→ What the exercise asks: Extract all records. Keep each one exact.

→ Data to use:
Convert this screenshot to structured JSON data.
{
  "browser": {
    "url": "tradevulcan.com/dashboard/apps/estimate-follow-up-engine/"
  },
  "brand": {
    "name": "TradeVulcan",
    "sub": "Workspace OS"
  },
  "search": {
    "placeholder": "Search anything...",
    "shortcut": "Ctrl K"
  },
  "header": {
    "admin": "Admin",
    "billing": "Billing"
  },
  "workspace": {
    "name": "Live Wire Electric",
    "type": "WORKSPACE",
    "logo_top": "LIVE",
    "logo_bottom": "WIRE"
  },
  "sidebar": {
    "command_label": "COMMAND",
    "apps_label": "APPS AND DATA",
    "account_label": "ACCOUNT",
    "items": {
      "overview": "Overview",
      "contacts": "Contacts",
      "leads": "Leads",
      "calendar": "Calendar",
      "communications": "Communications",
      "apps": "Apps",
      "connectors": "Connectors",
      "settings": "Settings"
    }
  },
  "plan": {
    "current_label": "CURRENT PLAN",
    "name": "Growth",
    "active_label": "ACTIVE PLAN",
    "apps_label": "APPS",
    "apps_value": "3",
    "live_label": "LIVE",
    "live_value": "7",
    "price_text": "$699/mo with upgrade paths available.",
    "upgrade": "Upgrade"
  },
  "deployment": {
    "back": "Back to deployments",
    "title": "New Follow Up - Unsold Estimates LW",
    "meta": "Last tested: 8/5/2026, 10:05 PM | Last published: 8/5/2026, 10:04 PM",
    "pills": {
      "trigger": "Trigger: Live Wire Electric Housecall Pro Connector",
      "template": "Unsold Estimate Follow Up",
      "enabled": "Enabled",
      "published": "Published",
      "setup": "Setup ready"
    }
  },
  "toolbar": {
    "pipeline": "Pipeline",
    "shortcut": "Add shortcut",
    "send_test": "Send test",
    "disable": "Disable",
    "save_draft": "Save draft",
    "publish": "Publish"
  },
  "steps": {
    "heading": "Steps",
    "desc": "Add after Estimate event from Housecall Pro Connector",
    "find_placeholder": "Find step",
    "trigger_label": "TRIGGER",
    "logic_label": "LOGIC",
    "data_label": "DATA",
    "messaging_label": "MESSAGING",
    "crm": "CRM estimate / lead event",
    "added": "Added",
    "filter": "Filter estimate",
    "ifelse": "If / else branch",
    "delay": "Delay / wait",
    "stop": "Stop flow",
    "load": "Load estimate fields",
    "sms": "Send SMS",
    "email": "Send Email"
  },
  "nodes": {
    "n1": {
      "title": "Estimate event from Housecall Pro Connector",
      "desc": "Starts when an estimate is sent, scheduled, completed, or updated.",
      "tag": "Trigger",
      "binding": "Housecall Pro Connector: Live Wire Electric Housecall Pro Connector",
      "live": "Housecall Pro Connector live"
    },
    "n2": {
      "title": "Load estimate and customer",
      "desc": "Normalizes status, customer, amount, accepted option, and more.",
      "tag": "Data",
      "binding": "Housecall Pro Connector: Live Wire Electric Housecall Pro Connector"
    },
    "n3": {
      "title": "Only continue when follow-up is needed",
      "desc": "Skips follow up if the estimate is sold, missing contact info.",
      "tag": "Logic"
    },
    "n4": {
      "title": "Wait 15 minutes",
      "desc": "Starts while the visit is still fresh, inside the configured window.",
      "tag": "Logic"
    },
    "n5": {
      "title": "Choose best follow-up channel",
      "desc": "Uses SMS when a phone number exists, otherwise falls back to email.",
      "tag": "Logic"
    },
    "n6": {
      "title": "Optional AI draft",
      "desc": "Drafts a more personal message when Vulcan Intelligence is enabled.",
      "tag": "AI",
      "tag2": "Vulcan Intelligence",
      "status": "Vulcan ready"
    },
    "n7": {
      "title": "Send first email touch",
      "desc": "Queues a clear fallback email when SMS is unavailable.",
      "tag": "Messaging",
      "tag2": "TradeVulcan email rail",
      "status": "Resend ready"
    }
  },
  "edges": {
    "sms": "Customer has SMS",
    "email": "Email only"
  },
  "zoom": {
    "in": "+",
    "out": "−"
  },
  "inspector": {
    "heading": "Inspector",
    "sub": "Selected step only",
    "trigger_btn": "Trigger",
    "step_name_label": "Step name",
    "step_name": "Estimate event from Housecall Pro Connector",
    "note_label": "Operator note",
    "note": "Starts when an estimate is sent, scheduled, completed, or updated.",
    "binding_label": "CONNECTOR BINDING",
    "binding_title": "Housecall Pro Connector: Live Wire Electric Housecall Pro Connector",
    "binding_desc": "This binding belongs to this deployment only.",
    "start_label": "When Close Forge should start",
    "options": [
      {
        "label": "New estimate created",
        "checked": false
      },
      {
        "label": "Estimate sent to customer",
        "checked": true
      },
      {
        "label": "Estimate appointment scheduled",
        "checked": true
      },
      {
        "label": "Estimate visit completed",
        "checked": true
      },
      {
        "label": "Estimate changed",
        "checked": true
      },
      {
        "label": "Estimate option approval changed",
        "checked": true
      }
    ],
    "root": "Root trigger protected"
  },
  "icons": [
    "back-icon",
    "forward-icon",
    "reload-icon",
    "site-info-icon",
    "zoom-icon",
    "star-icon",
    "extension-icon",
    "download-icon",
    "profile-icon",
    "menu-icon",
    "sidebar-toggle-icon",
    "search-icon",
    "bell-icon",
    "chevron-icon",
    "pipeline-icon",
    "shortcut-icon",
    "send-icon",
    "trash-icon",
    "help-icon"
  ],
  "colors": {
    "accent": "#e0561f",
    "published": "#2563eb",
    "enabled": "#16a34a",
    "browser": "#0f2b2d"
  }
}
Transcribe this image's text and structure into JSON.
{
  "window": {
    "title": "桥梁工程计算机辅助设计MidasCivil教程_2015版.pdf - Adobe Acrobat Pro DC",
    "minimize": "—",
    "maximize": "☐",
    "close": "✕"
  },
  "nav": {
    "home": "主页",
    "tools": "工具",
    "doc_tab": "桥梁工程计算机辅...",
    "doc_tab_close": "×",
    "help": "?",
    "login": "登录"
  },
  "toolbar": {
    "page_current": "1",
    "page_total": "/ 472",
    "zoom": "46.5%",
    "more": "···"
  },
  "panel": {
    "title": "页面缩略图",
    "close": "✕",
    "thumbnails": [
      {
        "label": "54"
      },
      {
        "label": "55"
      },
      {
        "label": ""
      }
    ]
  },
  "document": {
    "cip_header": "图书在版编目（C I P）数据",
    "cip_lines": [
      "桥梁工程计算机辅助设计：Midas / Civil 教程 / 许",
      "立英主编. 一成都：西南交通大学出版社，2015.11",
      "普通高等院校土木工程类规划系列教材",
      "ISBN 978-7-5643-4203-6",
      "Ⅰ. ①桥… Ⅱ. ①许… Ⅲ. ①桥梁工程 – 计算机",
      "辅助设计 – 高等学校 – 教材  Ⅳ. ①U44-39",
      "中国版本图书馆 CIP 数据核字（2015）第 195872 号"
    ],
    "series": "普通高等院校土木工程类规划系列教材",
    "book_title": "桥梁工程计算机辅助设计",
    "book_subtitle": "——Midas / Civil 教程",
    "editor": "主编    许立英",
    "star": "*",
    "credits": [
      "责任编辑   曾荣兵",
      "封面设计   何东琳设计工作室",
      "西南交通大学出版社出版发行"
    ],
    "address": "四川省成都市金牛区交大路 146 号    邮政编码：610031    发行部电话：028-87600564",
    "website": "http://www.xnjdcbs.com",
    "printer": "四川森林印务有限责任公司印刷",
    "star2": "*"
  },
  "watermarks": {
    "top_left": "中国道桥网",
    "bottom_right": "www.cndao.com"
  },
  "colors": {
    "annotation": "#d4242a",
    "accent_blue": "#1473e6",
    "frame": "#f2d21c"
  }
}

→ Expected answer:
Convert this screenshot to structured JSON data.
{
  "browser": {
    "url": "tradevulcan.com/dashboard/apps/estimate-follow-up-engine/"
  },
  "brand": {
    "name": "TradeVulcan",
    "sub": "Workspace OS"
  },
  "search": {
    "placeholder": "Search anything...",
    "shortcut": "Ctrl K"
  },
  "header": {
    "admin": "Admin",
    "billing": "Billing"
  },
  "workspace": {
    "name": "Live Wire Electric",
    "type": "WORKSPACE",
    "logo_top": "LIVE",
    "logo_bottom": "WIRE"
  },
  "sidebar": {
    "command_label": "COMMAND",
    "apps_label": "APPS AND DATA",
    "account_label": "ACCOUNT",
    "items": {
      "overview": "Overview",
      "contacts": "Contacts",
      "leads": "Leads",
      "calendar": "Calendar",
      "communications": "Communications",
      "apps": "Apps",
      "connectors": "Connectors",
      "settings": "Settings"
    }
  },
  "plan": {
    "current_label": "CURRENT PLAN",
    "name": "Growth",
    "active_label": "ACTIVE PLAN",
    "apps_label": "APPS",
    "apps_value": "3",
    "live_label": "LIVE",
    "live_value": "7",
    "price_text": "$699/mo with upgrade paths available.",
    "upgrade": "Upgrade"
  },
  "deployment": {
    "back": "Back to deployments",
    "title": "New Follow Up - Unsold Estimates LW",
    "meta": "Last tested: 8/5/2026, 10:05 PM | Last published: 8/5/2026, 10:04 PM",
    "pills": {
      "trigger": "Trigger: Live Wire Electric Housecall Pro Connector",
      "template": "Unsold Estimate Follow Up",
      "enabled": "Enabled",
      "published": "Published",
      "setup": "Setup ready"
    }
  },
  "toolbar": {
    "pipeline": "Pipeline",
    "shortcut": "Add shortcut",
    "send_test": "Send test",
    "disable": "Disable",
    "save_draft": "Save draft",
    "publish": "Publish"
  },
  "steps": {
    "heading": "Steps",
    "desc": "Add after Estimate event from Housecall Pro Connector",
    "find_placeholder": "Find step",
    "trigger_label": "TRIGGER",
    "logic_label": "LOGIC",
    "data_label": "DATA",
    "messaging_label": "MESSAGING",
    "crm": "CRM estimate / lead event",
    "added": "Added",
    "filter": "Filter estimate",
    "ifelse": "If / else branch",
    "delay": "Delay / wait",
    "stop": "Stop flow",
    "load": "Load estimate fields",
    "sms": "Send SMS",
    "email": "Send Email"
  },
  "nodes": {
    "n1": {
      "title": "Estimate event from Housecall Pro Connector",
      "desc": "Starts when an estimate is sent, scheduled, completed, or updated.",
      "tag": "Trigger",
      "binding": "Housecall Pro Connector: Live Wire Electric Housecall Pro Connector",
      "live": "Housecall Pro Connector live"
    },
    "n2": {
      "title": "Load estimate and customer",
      "desc": "Normalizes status, customer, amount, accepted option, and more.",
      "tag": "Data",
      "binding": "Housecall Pro Connector: Live Wire Electric Housecall Pro Connector"
    },
    "n3": {
      "title": "Only continue when follow-up is needed",
      "desc": "Skips follow up if the estimate is sold, missing contact info.",
      "tag": "Logic"
    },
    "n4": {
      "title": "Wait 15 minutes",
      "desc": "Starts while the visit is still fresh, inside the configured window.",
      "tag": "Logic"
    },
    "n5": {
      "title": "Choose best follow-up channel",
      "desc": "Uses SMS when a phone number exists, otherwise falls back to email.",
      "tag": "Logic"
    },
    "n6": {
      "title": "Optional AI draft",
      "desc": "Drafts a more personal message when Vulcan Intelligence is enabled.",
      "tag": "AI",
      "tag2": "Vulcan Intelligence",
      "status": "Vulcan ready"
    },
    "n7": {
      "title": "Send first email touch",
      "desc": "Queues a clear fallback email when SMS is unavailable.",
      "tag": "Messaging",
      "tag2": "TradeVulcan email rail",
      "status": "Resend ready"
    }
  },
  "edges": {
    "sms": "Customer has SMS",
    "email": "Email only"
  },
  "zoom": {
    "in": "+",
    "out": "−"
  },
  "inspector": {
    "heading": "Inspector",
    "sub": "Selected step only",
    "trigger_btn": "Trigger",
    "step_name_label": "Step name",
    "step_name": "Estimate event from Housecall Pro Connector",
    "note_label": "Operator note",
    "note": "Starts when an estimate is sent, scheduled, completed, or updated.",
    "binding_label": "CONNECTOR BINDING",
    "binding_title": "Housecall Pro Connector: Live Wire Electric Housecall Pro Connector",
    "binding_desc": "This binding belongs to this deployment only.",
    "start_label": "When Close Forge should start",
    "options": [
      {
        "label": "New estimate created",
        "checked": false
      },
      {
        "label": "Estimate sent to customer",
        "checked": true
      },
      {
        "label": "Estimate appointment scheduled",
        "checked": true
      },
      {
        "label": "Estimate visit completed",
        "checked": true
      },
      {
        "label": "Estimate changed",
        "checked": true
      },
      {
        "label": "Estimate option approval changed",
        "checked": true
      }
    ],
    "root": "Root trigger protected"
  },
  "icons": [
    "back-icon",
    "forward-icon",
    "reload-icon",
    "site-info-icon",
    "zoom-icon",
    "star-icon",
    "extension-icon",
    "download-icon",
    "profile-icon",
    "menu-icon",
    "sidebar-toggle-icon",
    "search-icon",
    "bell-icon",
    "chevron-icon",
    "pipeline-icon",
    "shortcut-icon",
    "send-icon",
    "trash-icon",
    "help-icon"
  ],
  "colors": {
    "accent": "#e0561f",
    "published": "#2563eb",
    "enabled": "#16a34a",
    "browser": "#0f2b2d"
  }
}
Transcribe this image's text and structure into JSON.
{
  "window": {
    "title": "桥梁工程计算机辅助设计MidasCivil教程_2015版.pdf - Adobe Acrobat Pro DC",
    "minimize": "—",
    "maximize": "☐",
    "close": "✕"
  },
  "nav": {
    "home": "主页",
    "tools": "工具",
    "doc_tab": "桥梁工程计算机辅...",
    "doc_tab_close": "×",
    "help": "?",
    "login": "登录"
  },
  "toolbar": {
    "page_current": "1",
    "page_total": "/ 472",
    "zoom": "46.5%",
    "more": "···"
  },
  "panel": {
    "title": "页面缩略图",
    "close": "✕",
    "thumbnails": [
      {
        "label": "54"
      },
      {
        "label": "55"
      },
      {
        "label": ""
      }
    ]
  },
  "document": {
    "cip_header": "图书在版编目（C I P）数据",
    "cip_lines": [
      "桥梁工程计算机辅助设计：Midas / Civil 教程 / 许",
      "立英主编. 一成都：西南交通大学出版社，2015.11",
      "普通高等院校土木工程类规划系列教材",
      "ISBN 978-7-5643-4203-6",
      "Ⅰ. ①桥… Ⅱ. ①许… Ⅲ. ①桥梁工程 – 计算机",
      "辅助设计 – 高等学校 – 教材  Ⅳ. ①U44-39",
      "中国版本图书馆 CIP 数据核字（2015）第 195872 号"
    ],
    "series": "普通高等院校土木工程类规划系列教材",
    "book_title": "桥梁工程计算机辅助设计",
    "book_subtitle": "——Midas / Civil 教程",
    "editor": "主编    许立英",
    "star": "*",
    "credits": [
      "责任编辑   曾荣兵",
      "封面设计   何东琳设计工作室",
      "西南交通大学出版社出版发行"
    ],
    "address": "四川省成都市金牛区交大路 146 号    邮政编码：610031    发行部电话：028-87600564",
    "website": "http://www.xnjdcbs.com",
    "printer": "四川森林印务有限责任公司印刷",
    "star2": "*"
  },
  "watermarks": {
    "top_left": "中国道桥网",
    "bottom_right": "www.cndao.com"
  },
  "colors": {
    "annotation": "#d4242a",
    "accent_blue": "#1473e6",
    "frame": "#f2d21c"
  }
}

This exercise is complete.